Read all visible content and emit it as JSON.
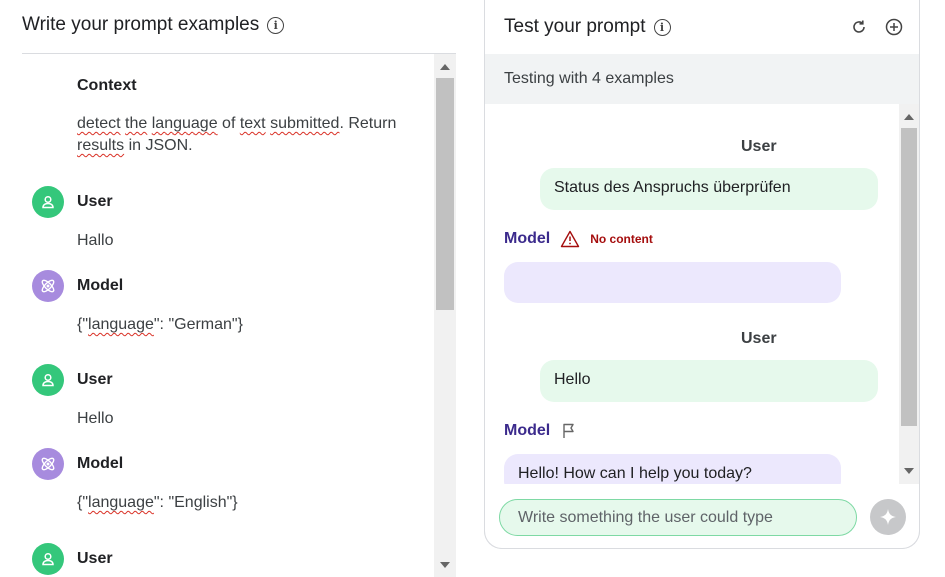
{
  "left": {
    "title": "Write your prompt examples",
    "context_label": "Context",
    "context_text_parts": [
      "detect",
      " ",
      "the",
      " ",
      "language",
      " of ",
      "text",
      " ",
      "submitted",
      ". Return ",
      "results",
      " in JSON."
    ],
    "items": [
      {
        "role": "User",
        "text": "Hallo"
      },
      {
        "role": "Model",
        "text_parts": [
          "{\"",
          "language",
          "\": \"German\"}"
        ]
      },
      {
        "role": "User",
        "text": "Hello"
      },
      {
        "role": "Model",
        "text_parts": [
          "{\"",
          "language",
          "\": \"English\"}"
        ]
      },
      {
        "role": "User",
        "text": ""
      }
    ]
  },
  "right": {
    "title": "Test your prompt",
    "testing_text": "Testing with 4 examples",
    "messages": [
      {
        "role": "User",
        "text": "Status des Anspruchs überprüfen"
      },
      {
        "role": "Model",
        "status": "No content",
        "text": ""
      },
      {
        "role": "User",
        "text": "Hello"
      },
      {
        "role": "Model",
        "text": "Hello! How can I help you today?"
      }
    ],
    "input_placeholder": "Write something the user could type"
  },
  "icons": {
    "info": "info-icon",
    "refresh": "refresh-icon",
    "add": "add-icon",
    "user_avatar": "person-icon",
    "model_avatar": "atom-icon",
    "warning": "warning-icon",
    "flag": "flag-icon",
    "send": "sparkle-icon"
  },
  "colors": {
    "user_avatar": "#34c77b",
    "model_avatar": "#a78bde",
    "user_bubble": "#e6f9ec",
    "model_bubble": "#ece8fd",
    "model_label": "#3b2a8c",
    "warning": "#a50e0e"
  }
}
+---+
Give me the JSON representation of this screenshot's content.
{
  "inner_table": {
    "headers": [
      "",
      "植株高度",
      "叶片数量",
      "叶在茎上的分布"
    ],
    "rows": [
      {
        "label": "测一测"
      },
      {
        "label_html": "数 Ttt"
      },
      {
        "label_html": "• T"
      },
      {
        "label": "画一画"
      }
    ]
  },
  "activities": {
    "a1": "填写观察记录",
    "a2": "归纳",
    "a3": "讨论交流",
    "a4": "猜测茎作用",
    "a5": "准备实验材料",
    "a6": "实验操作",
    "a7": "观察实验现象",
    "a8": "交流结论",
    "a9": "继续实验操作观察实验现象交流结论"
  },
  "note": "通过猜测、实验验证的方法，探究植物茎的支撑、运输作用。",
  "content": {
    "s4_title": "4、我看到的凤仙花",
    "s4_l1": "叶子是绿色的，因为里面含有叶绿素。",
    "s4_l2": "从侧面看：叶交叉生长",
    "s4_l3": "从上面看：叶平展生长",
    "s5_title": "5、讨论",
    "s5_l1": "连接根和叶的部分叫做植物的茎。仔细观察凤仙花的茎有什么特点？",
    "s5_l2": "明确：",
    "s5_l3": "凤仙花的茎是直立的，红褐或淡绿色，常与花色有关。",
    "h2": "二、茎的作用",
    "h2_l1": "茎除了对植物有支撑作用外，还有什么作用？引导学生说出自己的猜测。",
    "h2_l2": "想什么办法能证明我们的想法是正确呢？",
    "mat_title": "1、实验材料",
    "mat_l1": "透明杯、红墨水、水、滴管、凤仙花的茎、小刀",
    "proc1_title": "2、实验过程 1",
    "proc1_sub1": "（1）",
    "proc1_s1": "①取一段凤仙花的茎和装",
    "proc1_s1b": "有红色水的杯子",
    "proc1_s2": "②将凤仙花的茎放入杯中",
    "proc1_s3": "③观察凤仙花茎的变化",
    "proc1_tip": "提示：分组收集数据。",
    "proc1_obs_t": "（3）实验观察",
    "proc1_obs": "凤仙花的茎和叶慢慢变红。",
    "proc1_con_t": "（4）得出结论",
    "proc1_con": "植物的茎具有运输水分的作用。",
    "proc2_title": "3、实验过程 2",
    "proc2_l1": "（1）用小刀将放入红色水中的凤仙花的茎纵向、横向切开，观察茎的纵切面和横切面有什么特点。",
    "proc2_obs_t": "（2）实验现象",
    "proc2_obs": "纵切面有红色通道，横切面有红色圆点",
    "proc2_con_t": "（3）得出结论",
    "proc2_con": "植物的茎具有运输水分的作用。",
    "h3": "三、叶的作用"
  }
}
+---+
• _Aim_
Search the preceding listing for the word "examples" and pull out every line that holds it.

• _Response for this exercise_
    "title": "Write your prompt examples",
    "testing_text": "Testing with 4 examples",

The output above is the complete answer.